> _Exercise input_:

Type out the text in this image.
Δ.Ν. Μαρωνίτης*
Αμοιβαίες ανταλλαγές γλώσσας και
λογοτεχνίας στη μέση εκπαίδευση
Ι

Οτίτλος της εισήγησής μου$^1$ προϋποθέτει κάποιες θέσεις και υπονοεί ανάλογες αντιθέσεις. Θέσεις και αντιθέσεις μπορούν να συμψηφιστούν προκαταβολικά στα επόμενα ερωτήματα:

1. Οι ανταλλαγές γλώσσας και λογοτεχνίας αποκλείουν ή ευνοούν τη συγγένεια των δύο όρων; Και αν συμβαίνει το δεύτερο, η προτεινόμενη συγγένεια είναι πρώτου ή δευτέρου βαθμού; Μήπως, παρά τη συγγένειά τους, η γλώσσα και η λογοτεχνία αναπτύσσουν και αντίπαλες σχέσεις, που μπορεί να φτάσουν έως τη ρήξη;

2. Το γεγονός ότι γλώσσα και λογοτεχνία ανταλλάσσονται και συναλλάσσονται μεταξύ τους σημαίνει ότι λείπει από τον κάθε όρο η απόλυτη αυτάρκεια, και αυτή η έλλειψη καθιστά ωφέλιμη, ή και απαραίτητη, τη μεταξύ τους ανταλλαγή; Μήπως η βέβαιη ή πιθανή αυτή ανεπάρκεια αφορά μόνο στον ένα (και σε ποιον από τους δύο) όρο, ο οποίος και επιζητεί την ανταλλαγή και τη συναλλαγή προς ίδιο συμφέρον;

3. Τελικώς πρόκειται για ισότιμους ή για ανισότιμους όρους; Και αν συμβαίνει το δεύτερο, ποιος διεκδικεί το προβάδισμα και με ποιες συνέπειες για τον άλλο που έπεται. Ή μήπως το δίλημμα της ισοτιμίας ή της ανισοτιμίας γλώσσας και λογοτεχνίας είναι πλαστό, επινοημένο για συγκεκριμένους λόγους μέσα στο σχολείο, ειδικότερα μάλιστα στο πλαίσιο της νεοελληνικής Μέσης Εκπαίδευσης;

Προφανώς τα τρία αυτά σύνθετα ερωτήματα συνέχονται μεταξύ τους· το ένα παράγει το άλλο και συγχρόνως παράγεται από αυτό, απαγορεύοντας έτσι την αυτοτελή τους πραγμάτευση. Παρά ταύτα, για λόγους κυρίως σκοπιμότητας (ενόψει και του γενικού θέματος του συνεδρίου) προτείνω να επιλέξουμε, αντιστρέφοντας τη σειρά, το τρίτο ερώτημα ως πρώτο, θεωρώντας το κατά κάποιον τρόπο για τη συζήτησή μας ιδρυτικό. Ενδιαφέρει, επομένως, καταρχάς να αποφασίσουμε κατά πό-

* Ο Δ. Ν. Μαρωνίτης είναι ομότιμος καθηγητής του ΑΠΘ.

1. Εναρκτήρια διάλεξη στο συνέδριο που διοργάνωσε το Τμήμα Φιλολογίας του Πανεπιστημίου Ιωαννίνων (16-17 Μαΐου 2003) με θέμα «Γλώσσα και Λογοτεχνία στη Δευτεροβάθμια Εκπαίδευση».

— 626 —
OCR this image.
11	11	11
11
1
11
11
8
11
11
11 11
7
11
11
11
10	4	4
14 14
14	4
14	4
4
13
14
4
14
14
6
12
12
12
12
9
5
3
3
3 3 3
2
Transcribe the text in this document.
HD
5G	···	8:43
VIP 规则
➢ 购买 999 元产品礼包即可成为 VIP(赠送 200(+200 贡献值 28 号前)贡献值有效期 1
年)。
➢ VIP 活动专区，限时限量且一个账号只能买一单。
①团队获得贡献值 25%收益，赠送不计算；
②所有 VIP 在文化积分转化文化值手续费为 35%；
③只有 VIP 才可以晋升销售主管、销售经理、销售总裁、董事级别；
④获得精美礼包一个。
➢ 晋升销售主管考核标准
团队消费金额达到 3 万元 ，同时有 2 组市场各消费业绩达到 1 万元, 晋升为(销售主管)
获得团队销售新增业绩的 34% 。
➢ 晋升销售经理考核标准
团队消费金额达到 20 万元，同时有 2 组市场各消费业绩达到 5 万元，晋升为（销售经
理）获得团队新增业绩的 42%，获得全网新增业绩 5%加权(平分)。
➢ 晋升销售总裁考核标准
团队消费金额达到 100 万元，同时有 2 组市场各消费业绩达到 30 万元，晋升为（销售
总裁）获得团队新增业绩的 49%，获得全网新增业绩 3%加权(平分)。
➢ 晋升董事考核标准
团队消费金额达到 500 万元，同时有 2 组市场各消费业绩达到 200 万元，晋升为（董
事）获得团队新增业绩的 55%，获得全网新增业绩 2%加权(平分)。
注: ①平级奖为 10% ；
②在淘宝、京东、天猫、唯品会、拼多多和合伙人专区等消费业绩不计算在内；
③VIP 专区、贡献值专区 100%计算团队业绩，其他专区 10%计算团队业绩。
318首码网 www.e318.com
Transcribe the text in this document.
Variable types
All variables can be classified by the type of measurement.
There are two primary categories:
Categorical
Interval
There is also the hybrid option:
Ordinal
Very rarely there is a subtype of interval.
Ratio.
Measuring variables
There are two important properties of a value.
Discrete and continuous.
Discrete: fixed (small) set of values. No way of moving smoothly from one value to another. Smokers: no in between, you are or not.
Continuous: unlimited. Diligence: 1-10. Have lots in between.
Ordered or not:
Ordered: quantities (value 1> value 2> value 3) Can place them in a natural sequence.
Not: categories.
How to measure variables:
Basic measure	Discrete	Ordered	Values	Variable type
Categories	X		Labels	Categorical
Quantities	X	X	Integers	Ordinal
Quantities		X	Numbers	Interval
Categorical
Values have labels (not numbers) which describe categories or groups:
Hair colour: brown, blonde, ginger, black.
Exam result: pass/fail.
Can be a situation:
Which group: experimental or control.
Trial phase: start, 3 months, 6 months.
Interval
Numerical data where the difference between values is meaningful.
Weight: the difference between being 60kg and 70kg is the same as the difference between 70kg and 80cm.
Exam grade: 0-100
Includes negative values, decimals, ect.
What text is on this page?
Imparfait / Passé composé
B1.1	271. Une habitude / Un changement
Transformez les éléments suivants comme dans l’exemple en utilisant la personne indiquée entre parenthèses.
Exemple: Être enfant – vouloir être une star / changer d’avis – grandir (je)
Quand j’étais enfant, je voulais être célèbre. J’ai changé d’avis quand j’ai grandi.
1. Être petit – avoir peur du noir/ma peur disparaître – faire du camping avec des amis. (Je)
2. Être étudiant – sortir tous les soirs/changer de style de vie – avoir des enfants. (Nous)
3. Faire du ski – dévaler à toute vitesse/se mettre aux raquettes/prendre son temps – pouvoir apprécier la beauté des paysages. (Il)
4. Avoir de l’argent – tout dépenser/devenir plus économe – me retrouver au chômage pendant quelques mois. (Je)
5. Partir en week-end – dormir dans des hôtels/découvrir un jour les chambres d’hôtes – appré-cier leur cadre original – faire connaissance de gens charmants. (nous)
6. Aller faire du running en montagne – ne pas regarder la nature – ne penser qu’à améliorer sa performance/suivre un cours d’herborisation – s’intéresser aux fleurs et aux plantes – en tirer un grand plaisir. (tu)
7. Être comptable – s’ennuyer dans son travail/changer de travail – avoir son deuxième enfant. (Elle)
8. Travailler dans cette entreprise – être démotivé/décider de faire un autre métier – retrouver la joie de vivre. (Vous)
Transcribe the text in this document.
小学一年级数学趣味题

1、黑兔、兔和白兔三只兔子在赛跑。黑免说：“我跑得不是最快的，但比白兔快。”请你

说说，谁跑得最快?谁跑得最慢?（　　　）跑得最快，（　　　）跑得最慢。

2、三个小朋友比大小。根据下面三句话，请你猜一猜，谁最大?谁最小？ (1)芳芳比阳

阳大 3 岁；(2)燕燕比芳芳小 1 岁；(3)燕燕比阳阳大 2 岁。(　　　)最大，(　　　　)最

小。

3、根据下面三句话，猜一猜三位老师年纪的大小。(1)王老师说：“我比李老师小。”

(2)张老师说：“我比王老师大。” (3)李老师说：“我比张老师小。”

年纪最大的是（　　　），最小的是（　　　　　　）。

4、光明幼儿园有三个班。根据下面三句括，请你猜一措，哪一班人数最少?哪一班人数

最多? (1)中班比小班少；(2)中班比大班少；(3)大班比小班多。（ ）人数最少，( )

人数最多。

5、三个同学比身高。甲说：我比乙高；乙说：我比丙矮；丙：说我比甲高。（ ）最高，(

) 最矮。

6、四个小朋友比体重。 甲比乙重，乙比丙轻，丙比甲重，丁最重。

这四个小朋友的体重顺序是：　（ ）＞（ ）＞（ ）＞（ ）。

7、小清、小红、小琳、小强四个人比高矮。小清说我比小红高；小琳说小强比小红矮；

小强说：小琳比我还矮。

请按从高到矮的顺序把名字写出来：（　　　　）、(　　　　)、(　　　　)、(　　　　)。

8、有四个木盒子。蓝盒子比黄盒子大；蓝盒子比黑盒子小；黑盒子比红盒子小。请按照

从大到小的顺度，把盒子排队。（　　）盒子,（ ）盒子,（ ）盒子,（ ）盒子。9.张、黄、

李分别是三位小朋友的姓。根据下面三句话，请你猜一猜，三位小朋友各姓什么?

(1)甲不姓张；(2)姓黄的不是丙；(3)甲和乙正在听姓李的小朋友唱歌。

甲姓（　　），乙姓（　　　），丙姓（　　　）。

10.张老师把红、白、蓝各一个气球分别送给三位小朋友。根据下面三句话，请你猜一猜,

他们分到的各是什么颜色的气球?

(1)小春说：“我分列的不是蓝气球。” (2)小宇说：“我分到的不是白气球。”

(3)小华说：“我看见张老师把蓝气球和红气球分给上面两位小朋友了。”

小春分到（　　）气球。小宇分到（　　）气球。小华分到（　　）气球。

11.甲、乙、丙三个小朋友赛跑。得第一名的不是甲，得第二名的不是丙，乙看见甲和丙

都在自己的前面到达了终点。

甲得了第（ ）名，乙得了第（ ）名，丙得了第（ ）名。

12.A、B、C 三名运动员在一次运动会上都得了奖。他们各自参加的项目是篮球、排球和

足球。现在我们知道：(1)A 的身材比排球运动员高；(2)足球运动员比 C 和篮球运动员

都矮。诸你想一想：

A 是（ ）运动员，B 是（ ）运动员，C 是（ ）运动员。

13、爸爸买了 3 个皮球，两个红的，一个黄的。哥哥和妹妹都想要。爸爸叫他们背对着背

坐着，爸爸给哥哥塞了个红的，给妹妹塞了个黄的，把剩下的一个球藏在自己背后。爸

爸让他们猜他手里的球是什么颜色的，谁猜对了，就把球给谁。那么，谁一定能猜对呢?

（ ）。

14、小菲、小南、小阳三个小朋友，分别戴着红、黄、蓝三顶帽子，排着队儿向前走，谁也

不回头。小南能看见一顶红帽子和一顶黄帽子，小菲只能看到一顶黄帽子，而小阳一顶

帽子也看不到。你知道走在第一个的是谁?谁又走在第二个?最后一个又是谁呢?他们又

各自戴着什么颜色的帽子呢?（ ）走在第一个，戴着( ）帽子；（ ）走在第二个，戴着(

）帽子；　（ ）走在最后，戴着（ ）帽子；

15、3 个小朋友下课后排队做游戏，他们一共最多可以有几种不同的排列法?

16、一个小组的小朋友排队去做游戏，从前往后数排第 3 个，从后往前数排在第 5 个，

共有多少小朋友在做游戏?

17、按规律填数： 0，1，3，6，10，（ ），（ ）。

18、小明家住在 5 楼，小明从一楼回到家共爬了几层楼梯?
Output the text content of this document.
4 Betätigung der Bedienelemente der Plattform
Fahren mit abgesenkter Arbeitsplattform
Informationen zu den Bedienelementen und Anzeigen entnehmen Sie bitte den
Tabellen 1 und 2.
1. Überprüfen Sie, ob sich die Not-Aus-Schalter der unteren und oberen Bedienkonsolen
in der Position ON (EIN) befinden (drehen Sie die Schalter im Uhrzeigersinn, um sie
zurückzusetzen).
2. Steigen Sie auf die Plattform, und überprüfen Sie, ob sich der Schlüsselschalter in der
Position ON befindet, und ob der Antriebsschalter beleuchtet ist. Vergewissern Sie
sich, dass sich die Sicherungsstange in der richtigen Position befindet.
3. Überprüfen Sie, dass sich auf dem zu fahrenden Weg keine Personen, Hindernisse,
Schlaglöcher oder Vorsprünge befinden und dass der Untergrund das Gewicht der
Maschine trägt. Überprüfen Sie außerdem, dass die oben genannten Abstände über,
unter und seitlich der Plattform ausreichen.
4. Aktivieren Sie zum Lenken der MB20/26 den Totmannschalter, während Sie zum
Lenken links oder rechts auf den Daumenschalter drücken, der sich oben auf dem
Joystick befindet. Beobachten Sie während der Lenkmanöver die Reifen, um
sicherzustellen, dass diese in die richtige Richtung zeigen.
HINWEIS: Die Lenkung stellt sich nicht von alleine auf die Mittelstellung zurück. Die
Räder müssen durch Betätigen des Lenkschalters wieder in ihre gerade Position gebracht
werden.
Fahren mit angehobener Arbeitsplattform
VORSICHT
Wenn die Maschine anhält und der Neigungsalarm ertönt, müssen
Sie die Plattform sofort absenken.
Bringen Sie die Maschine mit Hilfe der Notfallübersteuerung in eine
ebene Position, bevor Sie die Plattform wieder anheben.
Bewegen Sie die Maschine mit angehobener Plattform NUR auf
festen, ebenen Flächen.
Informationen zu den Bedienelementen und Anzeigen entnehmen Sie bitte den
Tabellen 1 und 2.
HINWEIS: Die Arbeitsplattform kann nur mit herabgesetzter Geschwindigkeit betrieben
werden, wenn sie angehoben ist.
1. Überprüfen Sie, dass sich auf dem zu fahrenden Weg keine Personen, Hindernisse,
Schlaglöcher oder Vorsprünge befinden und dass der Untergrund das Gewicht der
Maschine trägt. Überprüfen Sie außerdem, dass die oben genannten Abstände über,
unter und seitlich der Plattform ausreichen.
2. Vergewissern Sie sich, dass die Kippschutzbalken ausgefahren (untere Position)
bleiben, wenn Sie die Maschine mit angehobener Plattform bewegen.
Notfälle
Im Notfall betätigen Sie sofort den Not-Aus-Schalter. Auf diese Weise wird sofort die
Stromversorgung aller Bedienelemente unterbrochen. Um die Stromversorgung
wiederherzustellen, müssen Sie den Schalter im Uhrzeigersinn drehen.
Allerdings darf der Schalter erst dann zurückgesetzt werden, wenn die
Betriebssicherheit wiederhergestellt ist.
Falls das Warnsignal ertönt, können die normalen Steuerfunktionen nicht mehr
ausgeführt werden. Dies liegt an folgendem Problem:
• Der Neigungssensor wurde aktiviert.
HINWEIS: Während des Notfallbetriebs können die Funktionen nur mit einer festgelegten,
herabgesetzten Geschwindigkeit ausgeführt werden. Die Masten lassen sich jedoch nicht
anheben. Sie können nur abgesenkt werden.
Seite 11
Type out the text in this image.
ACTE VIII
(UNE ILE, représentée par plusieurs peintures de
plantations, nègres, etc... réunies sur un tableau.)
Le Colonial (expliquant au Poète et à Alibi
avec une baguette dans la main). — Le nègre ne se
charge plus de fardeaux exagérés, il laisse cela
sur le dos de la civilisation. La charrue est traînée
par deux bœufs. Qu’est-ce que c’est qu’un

> _The request_:
Copy all lines from the material that hold "συμβαίνει".

> _Answer for the task_:
1. Οι ανταλλαγές γλώσσας και λογοτεχνίας αποκλείουν ή ευνοούν τη συγγένεια των δύο όρων; Και αν συμβαίνει το δεύτερο, η προτεινόμενη συγγένεια είναι πρώτου ή δευτέρου βαθμού; Μήπως, παρά τη συγγένειά τους, η γλώσσα και η λογοτεχνία αναπτύσσουν και αντίπαλες σχέσεις, που μπορεί να φτάσουν έως τη ρήξη;
3. Τελικώς πρόκειται για ισότιμους ή για ανισότιμους όρους; Και αν συμβαίνει το δεύτερο, ποιος διεκδικεί το προβάδισμα και με ποιες συνέπειες για τον άλλο που έπεται. Ή μήπως το δίλημμα της ισοτιμίας ή της ανισοτιμίας γλώσσας και λογοτεχνίας είναι πλαστό, επινοημένο για συγκεκριμένους λόγους μέσα στο σχολείο, ειδικότερα μάλιστα στο πλαίσιο της νεοελληνικής Μέσης Εκπαίδευσης;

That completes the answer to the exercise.